[Task prompt]: Copy out the full comment thread below about a father's cruelty and a mother who didn't step in, keeping every word and character unchanged.


  4. Jason_SAMA Avatar

    I’m sorry to hear that. You were stolen of a proper childhood. It’s sad lesson to see that some people will never grow up, even parents. I hope you’re more fair to yourself as you’ve aged. Take it easy.

  5. ihadtologinforthis Avatar

    Can I ask how you define the saying “take with a grain of salt?” Cause if I heard that at 5 I would’ve just lost all respect for my dad, for many reasons I don’t have respect for mine but that’s would’ve been a big one.

  6. HurricaneLogic Avatar

    INFO : Is your father still alive now? If so, have you gone no contact with him?

    Is your poor Mom still with him?

  7. Ok-Image-5514 Avatar

    Your father abused you, your sibling(s), and your mother, and got sadistic pleasure from it.

    🤮🤮🤮😡😡😡

  8. polyglotconundrum Avatar

    This reminds me so much of my parent! They used to routinely belittle and make fun of me and my sibling (his argument was that you can say anything to family), but rather than expecting him to grow tf up, my other parent just avoided and enabled. She would say he ‘means well’— and my sibling would pick up the same tendency provoking and belittling me just for funsies until they moved out.
    I live 4000 miles away now.

  9. mcmurrml Avatar

    That’s terrible your mom did not defend you. Please tell me you have nothing to do with him.

  10. rrr_zzz Avatar

    Your dad is an abuser and your mom enabled him. She knew that if he made you and your sibling cry, your mom wouldn’t take the blunt of his abuse. She let you all get abused so she didn’t have to. 

    I’m sorry you went through this OP. You deserved better and you might want to consider going low or no contact with both of them.

[Information shown]:
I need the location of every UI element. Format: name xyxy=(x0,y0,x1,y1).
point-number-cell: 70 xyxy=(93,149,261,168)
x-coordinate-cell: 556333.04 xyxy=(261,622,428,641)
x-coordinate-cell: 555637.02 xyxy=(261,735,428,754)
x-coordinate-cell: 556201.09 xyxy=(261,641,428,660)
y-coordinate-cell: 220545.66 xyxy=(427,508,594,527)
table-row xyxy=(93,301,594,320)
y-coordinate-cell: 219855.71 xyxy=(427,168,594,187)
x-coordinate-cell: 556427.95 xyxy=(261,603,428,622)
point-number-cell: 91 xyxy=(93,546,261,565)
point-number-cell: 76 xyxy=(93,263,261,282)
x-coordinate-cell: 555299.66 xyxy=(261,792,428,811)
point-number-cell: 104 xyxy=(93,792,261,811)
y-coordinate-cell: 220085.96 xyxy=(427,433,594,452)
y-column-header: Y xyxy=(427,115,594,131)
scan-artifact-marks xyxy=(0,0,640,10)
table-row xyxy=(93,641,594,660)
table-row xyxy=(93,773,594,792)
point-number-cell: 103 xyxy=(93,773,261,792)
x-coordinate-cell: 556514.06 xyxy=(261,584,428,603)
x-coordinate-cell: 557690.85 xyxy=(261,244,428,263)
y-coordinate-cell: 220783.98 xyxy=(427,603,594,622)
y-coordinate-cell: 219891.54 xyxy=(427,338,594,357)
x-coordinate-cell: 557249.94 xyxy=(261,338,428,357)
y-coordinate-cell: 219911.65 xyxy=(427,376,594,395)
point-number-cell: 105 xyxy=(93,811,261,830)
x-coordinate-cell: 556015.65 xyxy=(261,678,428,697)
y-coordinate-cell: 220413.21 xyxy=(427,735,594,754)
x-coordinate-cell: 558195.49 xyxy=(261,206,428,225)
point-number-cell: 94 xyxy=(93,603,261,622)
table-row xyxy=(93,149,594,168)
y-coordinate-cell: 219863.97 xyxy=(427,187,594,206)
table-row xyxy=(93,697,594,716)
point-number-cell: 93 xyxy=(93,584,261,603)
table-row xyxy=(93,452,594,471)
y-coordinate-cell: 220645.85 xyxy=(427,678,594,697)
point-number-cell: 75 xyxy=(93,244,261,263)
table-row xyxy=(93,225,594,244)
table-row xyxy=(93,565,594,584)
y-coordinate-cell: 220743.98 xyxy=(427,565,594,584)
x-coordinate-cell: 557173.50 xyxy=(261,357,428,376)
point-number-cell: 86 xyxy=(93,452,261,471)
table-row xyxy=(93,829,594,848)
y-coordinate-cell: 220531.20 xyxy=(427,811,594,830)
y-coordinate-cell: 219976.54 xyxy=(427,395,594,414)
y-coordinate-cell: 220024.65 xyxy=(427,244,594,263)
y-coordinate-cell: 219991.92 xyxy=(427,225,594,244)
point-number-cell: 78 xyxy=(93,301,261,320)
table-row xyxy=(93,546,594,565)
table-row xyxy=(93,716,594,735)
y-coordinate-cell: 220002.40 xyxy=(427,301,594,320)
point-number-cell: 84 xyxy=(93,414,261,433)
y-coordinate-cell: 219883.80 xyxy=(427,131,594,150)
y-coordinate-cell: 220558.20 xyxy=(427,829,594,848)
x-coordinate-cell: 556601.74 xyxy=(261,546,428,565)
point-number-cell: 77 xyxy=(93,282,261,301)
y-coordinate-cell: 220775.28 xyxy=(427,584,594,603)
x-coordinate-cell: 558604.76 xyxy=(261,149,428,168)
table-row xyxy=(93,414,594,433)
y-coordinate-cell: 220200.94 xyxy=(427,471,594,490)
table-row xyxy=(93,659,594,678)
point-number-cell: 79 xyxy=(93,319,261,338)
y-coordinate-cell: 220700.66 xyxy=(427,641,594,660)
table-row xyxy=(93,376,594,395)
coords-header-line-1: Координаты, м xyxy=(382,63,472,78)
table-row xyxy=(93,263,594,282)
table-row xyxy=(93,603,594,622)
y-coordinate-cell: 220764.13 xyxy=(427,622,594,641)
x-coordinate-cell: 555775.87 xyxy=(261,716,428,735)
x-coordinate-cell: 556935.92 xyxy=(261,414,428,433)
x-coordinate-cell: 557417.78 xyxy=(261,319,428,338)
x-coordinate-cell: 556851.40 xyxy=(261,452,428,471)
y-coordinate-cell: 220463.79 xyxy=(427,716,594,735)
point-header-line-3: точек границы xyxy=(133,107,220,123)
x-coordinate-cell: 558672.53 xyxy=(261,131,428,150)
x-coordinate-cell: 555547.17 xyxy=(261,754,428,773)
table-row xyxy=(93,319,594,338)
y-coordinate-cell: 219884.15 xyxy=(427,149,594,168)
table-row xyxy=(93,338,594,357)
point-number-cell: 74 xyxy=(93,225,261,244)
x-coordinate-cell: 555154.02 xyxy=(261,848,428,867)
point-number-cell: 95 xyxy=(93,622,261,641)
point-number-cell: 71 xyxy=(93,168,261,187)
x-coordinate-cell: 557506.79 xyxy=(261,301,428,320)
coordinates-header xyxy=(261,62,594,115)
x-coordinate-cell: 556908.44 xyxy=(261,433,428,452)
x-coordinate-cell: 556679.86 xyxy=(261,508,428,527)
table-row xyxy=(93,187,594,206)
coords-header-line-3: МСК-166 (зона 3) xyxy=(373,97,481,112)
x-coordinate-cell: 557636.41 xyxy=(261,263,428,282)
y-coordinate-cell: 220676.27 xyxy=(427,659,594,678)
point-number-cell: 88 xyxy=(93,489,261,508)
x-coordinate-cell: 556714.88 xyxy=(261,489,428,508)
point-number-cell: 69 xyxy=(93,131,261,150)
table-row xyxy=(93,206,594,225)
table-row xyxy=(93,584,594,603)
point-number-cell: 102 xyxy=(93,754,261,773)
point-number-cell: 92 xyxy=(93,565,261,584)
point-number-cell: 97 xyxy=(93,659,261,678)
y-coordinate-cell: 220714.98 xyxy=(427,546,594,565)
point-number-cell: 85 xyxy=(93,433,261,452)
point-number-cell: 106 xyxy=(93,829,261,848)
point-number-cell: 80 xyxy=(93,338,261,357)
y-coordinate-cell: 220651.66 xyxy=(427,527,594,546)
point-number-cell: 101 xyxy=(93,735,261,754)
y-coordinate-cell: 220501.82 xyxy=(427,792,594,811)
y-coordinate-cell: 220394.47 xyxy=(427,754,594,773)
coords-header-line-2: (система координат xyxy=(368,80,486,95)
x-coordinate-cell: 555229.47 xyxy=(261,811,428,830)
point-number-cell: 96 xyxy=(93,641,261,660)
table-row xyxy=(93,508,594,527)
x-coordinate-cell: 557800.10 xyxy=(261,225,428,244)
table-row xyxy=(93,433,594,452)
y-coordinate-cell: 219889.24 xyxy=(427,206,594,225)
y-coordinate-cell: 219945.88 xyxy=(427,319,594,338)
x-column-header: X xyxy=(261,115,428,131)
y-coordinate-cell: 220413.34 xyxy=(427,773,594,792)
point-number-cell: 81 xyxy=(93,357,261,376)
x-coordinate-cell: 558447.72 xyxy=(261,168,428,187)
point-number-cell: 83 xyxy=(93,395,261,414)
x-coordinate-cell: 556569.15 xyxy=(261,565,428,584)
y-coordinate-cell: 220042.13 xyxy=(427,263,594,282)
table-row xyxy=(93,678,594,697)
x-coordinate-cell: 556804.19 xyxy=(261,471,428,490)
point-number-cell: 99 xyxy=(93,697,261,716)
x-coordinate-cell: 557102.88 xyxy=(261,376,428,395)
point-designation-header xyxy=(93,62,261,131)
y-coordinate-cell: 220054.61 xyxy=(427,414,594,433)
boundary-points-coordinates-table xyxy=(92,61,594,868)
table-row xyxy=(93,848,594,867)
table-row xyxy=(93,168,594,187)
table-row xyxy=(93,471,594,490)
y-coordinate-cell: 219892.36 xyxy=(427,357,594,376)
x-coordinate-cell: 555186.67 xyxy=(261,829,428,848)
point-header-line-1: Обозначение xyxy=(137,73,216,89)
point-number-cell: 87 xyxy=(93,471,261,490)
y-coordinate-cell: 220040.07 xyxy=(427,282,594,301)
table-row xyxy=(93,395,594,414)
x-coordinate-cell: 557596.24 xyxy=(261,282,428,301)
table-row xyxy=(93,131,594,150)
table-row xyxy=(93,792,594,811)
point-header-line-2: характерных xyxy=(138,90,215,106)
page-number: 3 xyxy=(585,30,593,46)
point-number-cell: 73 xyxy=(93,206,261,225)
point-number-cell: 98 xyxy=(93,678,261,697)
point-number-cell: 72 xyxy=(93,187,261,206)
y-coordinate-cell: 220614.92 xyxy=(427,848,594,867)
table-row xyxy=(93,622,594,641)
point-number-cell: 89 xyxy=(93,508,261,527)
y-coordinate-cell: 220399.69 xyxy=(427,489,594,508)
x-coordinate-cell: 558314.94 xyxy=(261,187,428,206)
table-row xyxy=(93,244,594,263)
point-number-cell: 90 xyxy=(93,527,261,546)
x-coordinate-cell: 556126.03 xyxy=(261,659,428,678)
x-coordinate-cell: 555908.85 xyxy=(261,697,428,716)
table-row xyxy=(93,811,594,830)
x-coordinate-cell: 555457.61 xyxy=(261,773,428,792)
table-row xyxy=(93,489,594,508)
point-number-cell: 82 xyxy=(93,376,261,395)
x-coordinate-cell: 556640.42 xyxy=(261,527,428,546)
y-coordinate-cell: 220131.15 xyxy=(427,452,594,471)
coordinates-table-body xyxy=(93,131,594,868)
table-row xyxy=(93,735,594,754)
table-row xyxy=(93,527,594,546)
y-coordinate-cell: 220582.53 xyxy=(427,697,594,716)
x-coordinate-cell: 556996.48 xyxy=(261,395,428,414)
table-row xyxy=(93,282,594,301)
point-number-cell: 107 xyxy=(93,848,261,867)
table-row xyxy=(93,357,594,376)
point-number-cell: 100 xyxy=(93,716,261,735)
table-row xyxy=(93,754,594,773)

[Exercise answer]:

  4. Jason_SAMA Avatar

    I’m sorry to hear that. You were stolen of a proper childhood. It’s sad lesson to see that some people will never grow up, even parents. I hope you’re more fair to yourself as you’ve aged. Take it easy.

  5. ihadtologinforthis Avatar

    Can I ask how you define the saying “take with a grain of salt?” Cause if I heard that at 5 I would’ve just lost all respect for my dad, for many reasons I don’t have respect for mine but that’s would’ve been a big one.

  6. HurricaneLogic Avatar

    INFO : Is your father still alive now? If so, have you gone no contact with him?

    Is your poor Mom still with him?

  7. Ok-Image-5514 Avatar

    Your father abused you, your sibling(s), and your mother, and got sadistic pleasure from it.

    🤮🤮🤮😡😡😡

  8. polyglotconundrum Avatar

    This reminds me so much of my parent! They used to routinely belittle and make fun of me and my sibling (his argument was that you can say anything to family), but rather than expecting him to grow tf up, my other parent just avoided and enabled. She would say he ‘means well’— and my sibling would pick up the same tendency provoking and belittling me just for funsies until they moved out.
    I live 4000 miles away now.

  9. mcmurrml Avatar

    That’s terrible your mom did not defend you. Please tell me you have nothing to do with him.

  10. rrr_zzz Avatar

    Your dad is an abuser and your mom enabled him. She knew that if he made you and your sibling cry, your mom wouldn’t take the blunt of his abuse. She let you all get abused so she didn’t have to. 

    I’m sorry you went through this OP. You deserved better and you might want to consider going low or no contact with both of them.